▸ **Task**: Copy each line below that includes "ORDER".

Records from a data source:

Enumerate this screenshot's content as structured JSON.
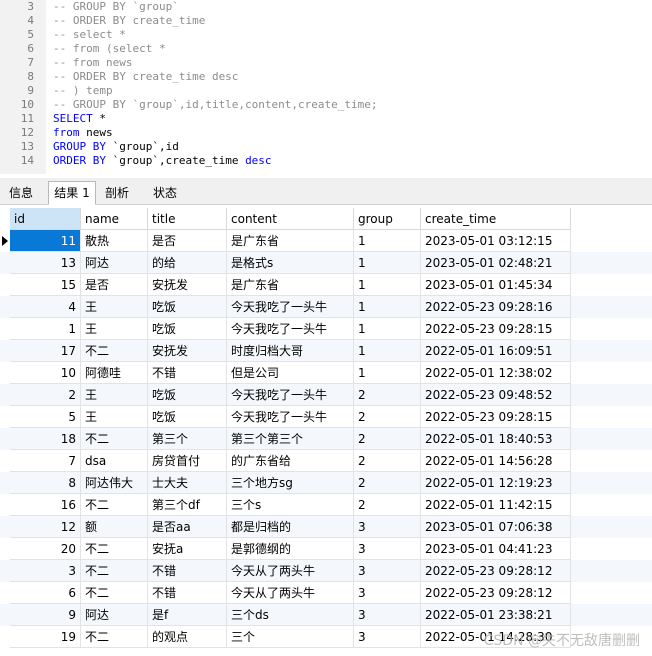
{
  "editor": {
    "lines": [
      {
        "n": "3",
        "parts": [
          {
            "t": "-- GROUP BY `group`",
            "c": "comment"
          }
        ]
      },
      {
        "n": "4",
        "parts": [
          {
            "t": "-- ORDER BY create_time",
            "c": "comment"
          }
        ]
      },
      {
        "n": "5",
        "parts": [
          {
            "t": "-- select *",
            "c": "comment"
          }
        ]
      },
      {
        "n": "6",
        "parts": [
          {
            "t": "-- from (select *",
            "c": "comment"
          }
        ]
      },
      {
        "n": "7",
        "parts": [
          {
            "t": "-- from news",
            "c": "comment"
          }
        ]
      },
      {
        "n": "8",
        "parts": [
          {
            "t": "-- ORDER BY create_time desc",
            "c": "comment"
          }
        ]
      },
      {
        "n": "9",
        "parts": [
          {
            "t": "-- ) temp",
            "c": "comment"
          }
        ]
      },
      {
        "n": "10",
        "parts": [
          {
            "t": "-- GROUP BY `group`,id,title,content,create_time;",
            "c": "comment"
          }
        ]
      },
      {
        "n": "11",
        "parts": [
          {
            "t": "SELECT",
            "c": "kw"
          },
          {
            "t": " *",
            "c": "plain"
          }
        ]
      },
      {
        "n": "12",
        "parts": [
          {
            "t": "from",
            "c": "kw"
          },
          {
            "t": " news",
            "c": "plain"
          }
        ]
      },
      {
        "n": "13",
        "parts": [
          {
            "t": "GROUP BY",
            "c": "kw"
          },
          {
            "t": " `group`,id",
            "c": "plain"
          }
        ]
      },
      {
        "n": "14",
        "parts": [
          {
            "t": "ORDER BY",
            "c": "kw"
          },
          {
            "t": " `group`,create_time ",
            "c": "plain"
          },
          {
            "t": "desc",
            "c": "kw"
          }
        ]
      }
    ]
  },
  "tabs": [
    {
      "label": "信息",
      "active": false
    },
    {
      "label": "结果 1",
      "active": true
    },
    {
      "label": "剖析",
      "active": false
    },
    {
      "label": "状态",
      "active": false
    }
  ],
  "grid": {
    "columns": [
      "id",
      "name",
      "title",
      "content",
      "group",
      "create_time"
    ],
    "rows": [
      [
        "11",
        "散热",
        "是否",
        "是广东省",
        "1",
        "2023-05-01 03:12:15"
      ],
      [
        "13",
        "阿达",
        "的给",
        "是格式s",
        "1",
        "2023-05-01 02:48:21"
      ],
      [
        "15",
        "是否",
        " 安抚发",
        "是广东省",
        "1",
        "2023-05-01 01:45:34"
      ],
      [
        "4",
        "王",
        "吃饭",
        "今天我吃了一头牛",
        "1",
        "2022-05-23 09:28:16"
      ],
      [
        "1",
        "王",
        "吃饭",
        "今天我吃了一头牛",
        "1",
        "2022-05-23 09:28:15"
      ],
      [
        "17",
        "不二",
        " 安抚发",
        "时度归档大哥",
        "1",
        "2022-05-01 16:09:51"
      ],
      [
        "10",
        "阿德哇",
        "不错",
        "但是公司",
        "1",
        "2022-05-01 12:38:02"
      ],
      [
        "2",
        "王",
        "吃饭",
        "今天我吃了一头牛",
        "2",
        "2022-05-23 09:48:52"
      ],
      [
        "5",
        "王",
        "吃饭",
        "今天我吃了一头牛",
        "2",
        "2022-05-23 09:28:15"
      ],
      [
        "18",
        "不二",
        "第三个",
        "第三个第三个",
        "2",
        "2022-05-01 18:40:53"
      ],
      [
        "7",
        "dsa",
        "房贷首付",
        "的广东省给",
        "2",
        "2022-05-01 14:56:28"
      ],
      [
        "8",
        "阿达伟大",
        " 士大夫",
        "三个地方sg",
        "2",
        "2022-05-01 12:19:23"
      ],
      [
        "16",
        "不二",
        "第三个df",
        " 三个s",
        "2",
        "2022-05-01 11:42:15"
      ],
      [
        "12",
        "额",
        "是否aa",
        "都是归档的",
        "3",
        "2023-05-01 07:06:38"
      ],
      [
        "20",
        "不二",
        " 安抚a",
        "是郭德纲的",
        "3",
        "2023-05-01 04:41:23"
      ],
      [
        "3",
        "不二",
        "不错",
        "今天从了两头牛",
        "3",
        "2022-05-23 09:28:12"
      ],
      [
        "6",
        "不二",
        "不错",
        "今天从了两头牛",
        "3",
        "2022-05-23 09:28:12"
      ],
      [
        "9",
        "阿达",
        "是f",
        " 三个ds",
        "3",
        "2022-05-01 23:38:21"
      ],
      [
        "19",
        "不二",
        "的观点",
        " 三个",
        "3",
        "2022-05-01 14:28:30"
      ]
    ]
  },
  "watermark": "CSDN @失不无敌唐删删"
}
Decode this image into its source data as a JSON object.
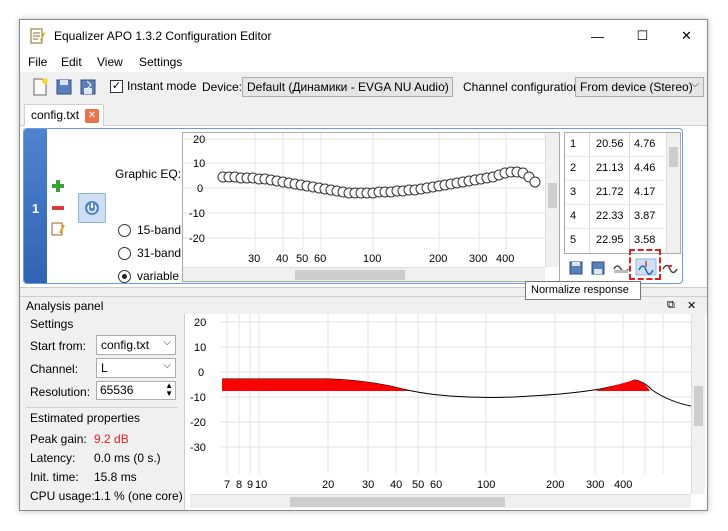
{
  "window": {
    "title": "Equalizer APO 1.3.2 Configuration Editor",
    "minimize": "—",
    "maximize": "☐",
    "close": "✕"
  },
  "menu": [
    "File",
    "Edit",
    "View",
    "Settings"
  ],
  "toolbar": {
    "instant_mode_label": "Instant mode",
    "instant_mode_checked": true,
    "checkmark": "✓",
    "device_label": "Device:",
    "device_value": "Default (Динамики - EVGA NU Audio)",
    "channel_config_label": "Channel configuration:",
    "channel_config_value": "From device (Stereo)"
  },
  "tab": {
    "label": "config.txt",
    "close": "✕"
  },
  "filter": {
    "index": "1",
    "type_label": "Graphic EQ:",
    "band_options": [
      "15-band",
      "31-band",
      "variable"
    ],
    "selected_band": "variable",
    "graph_y_ticks": [
      "20",
      "10",
      "0",
      "-10",
      "-20"
    ],
    "graph_x_ticks": [
      "30",
      "40",
      "50",
      "60",
      "100",
      "200",
      "300",
      "400"
    ],
    "table_rows": [
      {
        "n": "1",
        "freq": "20.56",
        "gain": "4.76"
      },
      {
        "n": "2",
        "freq": "21.13",
        "gain": "4.46"
      },
      {
        "n": "3",
        "freq": "21.72",
        "gain": "4.17"
      },
      {
        "n": "4",
        "freq": "22.33",
        "gain": "3.87"
      },
      {
        "n": "5",
        "freq": "22.95",
        "gain": "3.58"
      }
    ]
  },
  "tooltip": "Normalize response",
  "analysis": {
    "title": "Analysis panel",
    "settings_header": "Settings",
    "start_from_label": "Start from:",
    "start_from_value": "config.txt",
    "channel_label": "Channel:",
    "channel_value": "L",
    "resolution_label": "Resolution:",
    "resolution_value": "65536",
    "estimated_header": "Estimated properties",
    "peak_gain_label": "Peak gain:",
    "peak_gain_value": "9.2 dB",
    "latency_label": "Latency:",
    "latency_value": "0.0 ms (0 s.)",
    "init_time_label": "Init. time:",
    "init_time_value": "15.8 ms",
    "cpu_label": "CPU usage:",
    "cpu_value": "1.1 % (one core)",
    "graph_y_ticks": [
      "20",
      "10",
      "0",
      "-10",
      "-20",
      "-30"
    ],
    "graph_x_ticks": [
      "7",
      "8",
      "9",
      "10",
      "20",
      "30",
      "40",
      "50",
      "60",
      "100",
      "200",
      "300",
      "400"
    ]
  },
  "colors": {
    "accent": "#2f64b3",
    "peak": "#e02020",
    "fill": "#ff0000"
  }
}
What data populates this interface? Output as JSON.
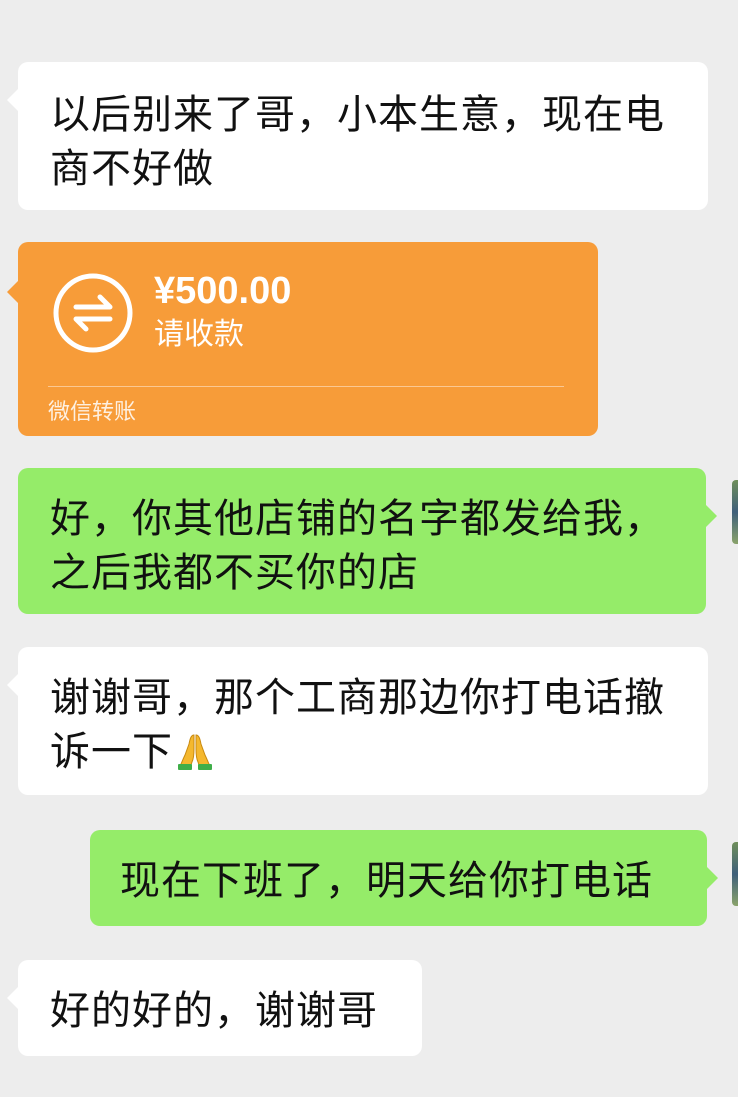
{
  "messages": [
    {
      "id": "m1",
      "direction": "incoming",
      "text": "以后别来了哥，小本生意，现在电商不好做"
    },
    {
      "id": "m2",
      "direction": "incoming",
      "type": "transfer",
      "amount": "¥500.00",
      "status": "请收款",
      "label": "微信转账",
      "color": "#f79c39"
    },
    {
      "id": "m3",
      "direction": "outgoing",
      "text": "好，你其他店铺的名字都发给我，之后我都不买你的店"
    },
    {
      "id": "m4",
      "direction": "incoming",
      "text": "谢谢哥，那个工商那边你打电话撤诉一下",
      "emoji": "folded-hands-icon"
    },
    {
      "id": "m5",
      "direction": "outgoing",
      "text": "现在下班了，明天给你打电话"
    },
    {
      "id": "m6",
      "direction": "incoming",
      "text": "好的好的，谢谢哥"
    }
  ],
  "colors": {
    "background": "#ededed",
    "incoming_bubble": "#ffffff",
    "outgoing_bubble": "#95ec69",
    "transfer_bubble": "#f79c39"
  }
}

▸ **Final result**:
            "t": "-- ORDER BY create_time",
            "t": "-- ORDER BY create_time desc",
            "t": "ORDER BY",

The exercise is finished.